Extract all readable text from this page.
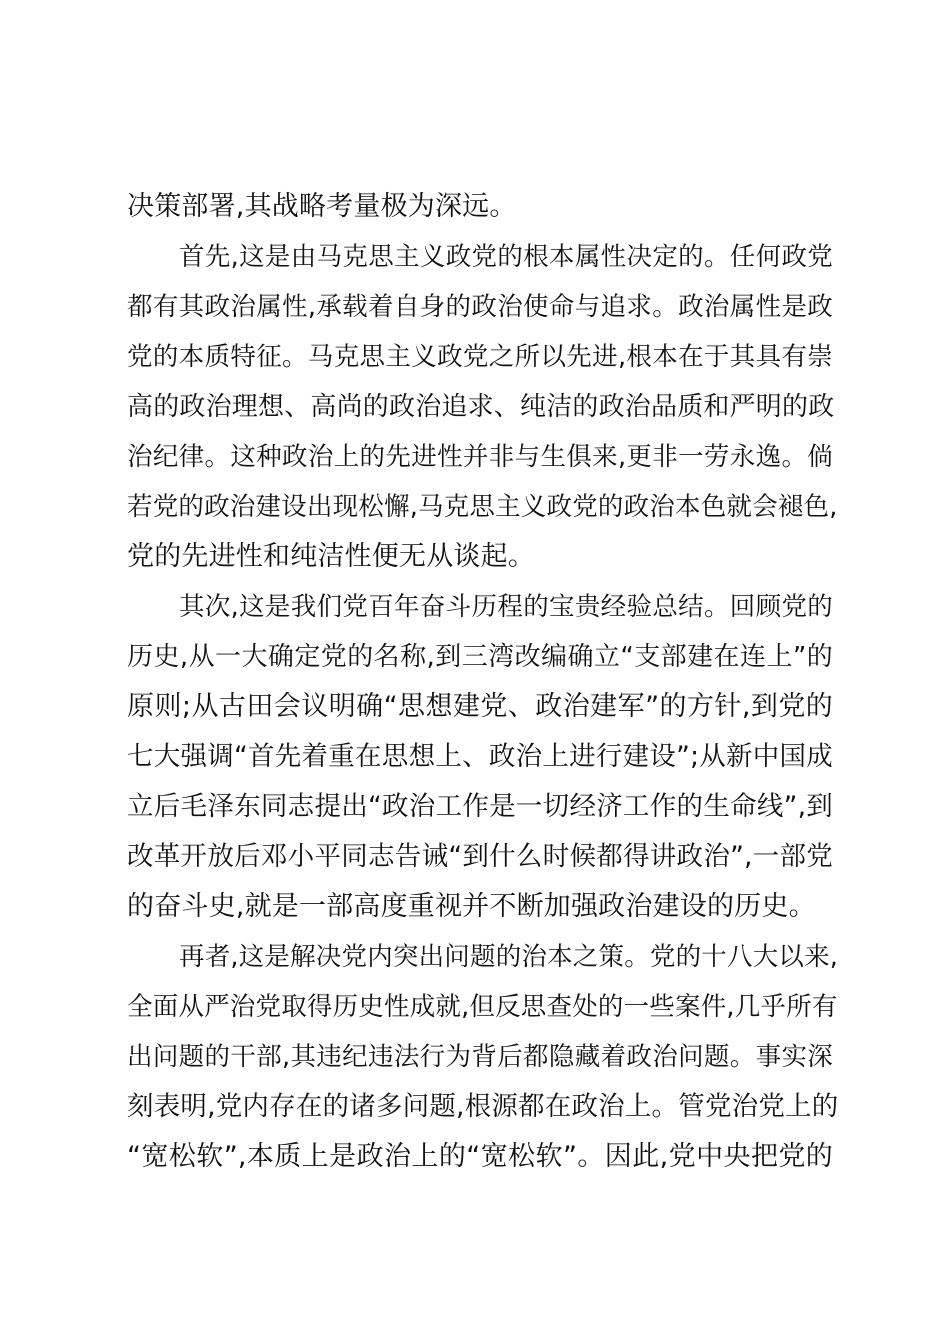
决策部署,其战略考量极为深远。
首先,这是由马克思主义政党的根本属性决定的。任何政党
都有其政治属性,承载着自身的政治使命与追求。政治属性是政
党的本质特征。马克思主义政党之所以先进,根本在于其具有崇
高的政治理想、高尚的政治追求、纯洁的政治品质和严明的政
治纪律。这种政治上的先进性并非与生俱来,更非一劳永逸。倘
若党的政治建设出现松懈,马克思主义政党的政治本色就会褪色,
党的先进性和纯洁性便无从谈起。
其次,这是我们党百年奋斗历程的宝贵经验总结。回顾党的
历史,从一大确定党的名称,到三湾改编确立“支部建在连上”的
原则;从古田会议明确“思想建党、政治建军”的方针,到党的
七大强调“首先着重在思想上、政治上进行建设”;从新中国成
立后毛泽东同志提出“政治工作是一切经济工作的生命线”,到
改革开放后邓小平同志告诫“到什么时候都得讲政治”,一部党
的奋斗史,就是一部高度重视并不断加强政治建设的历史。
再者,这是解决党内突出问题的治本之策。党的十八大以来,
全面从严治党取得历史性成就,但反思查处的一些案件,几乎所有
出问题的干部,其违纪违法行为背后都隐藏着政治问题。事实深
刻表明,党内存在的诸多问题,根源都在政治上。管党治党上的
“宽松软”,本质上是政治上的“宽松软”。因此,党中央把党的
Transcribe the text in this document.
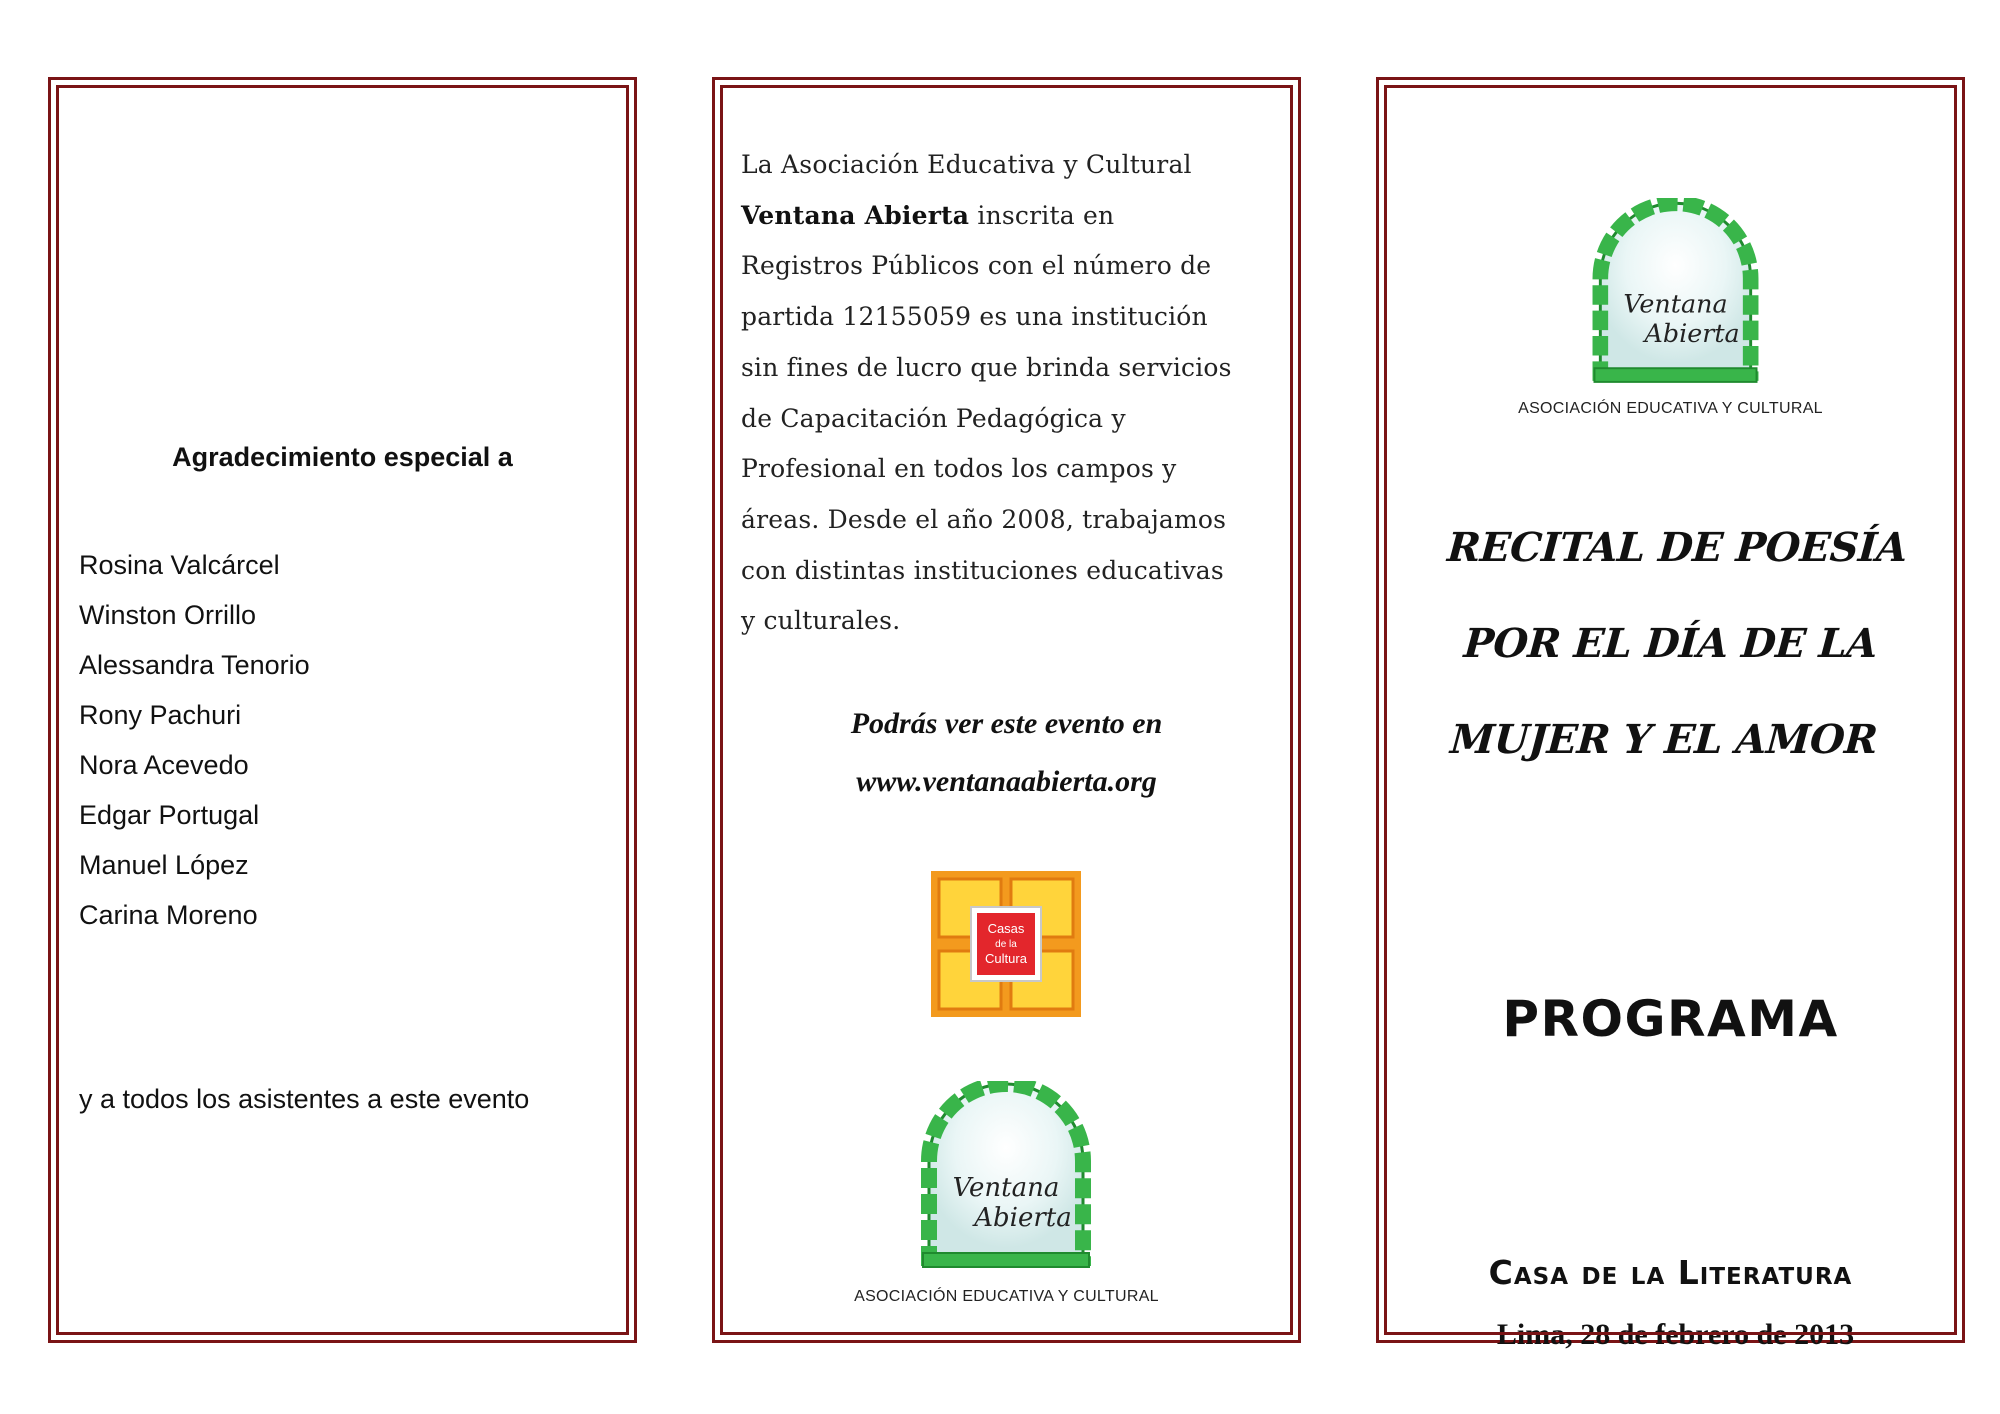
Agradecimiento especial a
Rosina Valcárcel
Winston Orrillo
Alessandra Tenorio
Rony Pachuri
Nora Acevedo
Edgar Portugal
Manuel López
Carina Moreno
y a todos los asistentes a este evento
La Asociación Educativa y Cultural
Ventana Abierta inscrita en
Registros Públicos con el número de
partida 12155059 es una institución
sin fines de lucro que brinda servicios
de Capacitación Pedagógica y
Profesional en todos los campos y
áreas. Desde el año 2008, trabajamos
con distintas instituciones educativas
y culturales.
Podrás ver este evento en
www.ventanaabierta.org
Casas
de la
Cultura
Ventana
Abierta
ASOCIACIÓN EDUCATIVA Y CULTURAL
Ventana
Abierta
ASOCIACIÓN EDUCATIVA Y CULTURAL
RECITAL DE POESÍA
POR EL DÍA DE LA
MUJER Y EL AMOR
PROGRAMA
Casa de la Literatura
Lima, 28 de febrero de 2013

#####

**WHAT IS ASKED:**
Reproduce precisely the lines of the entries above, from the one containing "Transcribe the text in this document." through the final one, both ends included, and omit the pictures.

**ANSWER TO THE TASK:**
Transcribe the text in this document.
Agradecimiento especial a
Rosina Valcárcel
Winston Orrillo
Alessandra Tenorio
Rony Pachuri
Nora Acevedo
Edgar Portugal
Manuel López
Carina Moreno
y a todos los asistentes a este evento
La Asociación Educativa y Cultural
Ventana Abierta inscrita en
Registros Públicos con el número de
partida 12155059 es una institución
sin fines de lucro que brinda servicios
de Capacitación Pedagógica y
Profesional en todos los campos y
áreas. Desde el año 2008, trabajamos
con distintas instituciones educativas
y culturales.
Podrás ver este evento en
www.ventanaabierta.org
Casas
de la
Cultura
Ventana
Abierta
ASOCIACIÓN EDUCATIVA Y CULTURAL
Ventana
Abierta
ASOCIACIÓN EDUCATIVA Y CULTURAL
RECITAL DE POESÍA
POR EL DÍA DE LA
MUJER Y EL AMOR
PROGRAMA
Casa de la Literatura
Lima, 28 de febrero de 2013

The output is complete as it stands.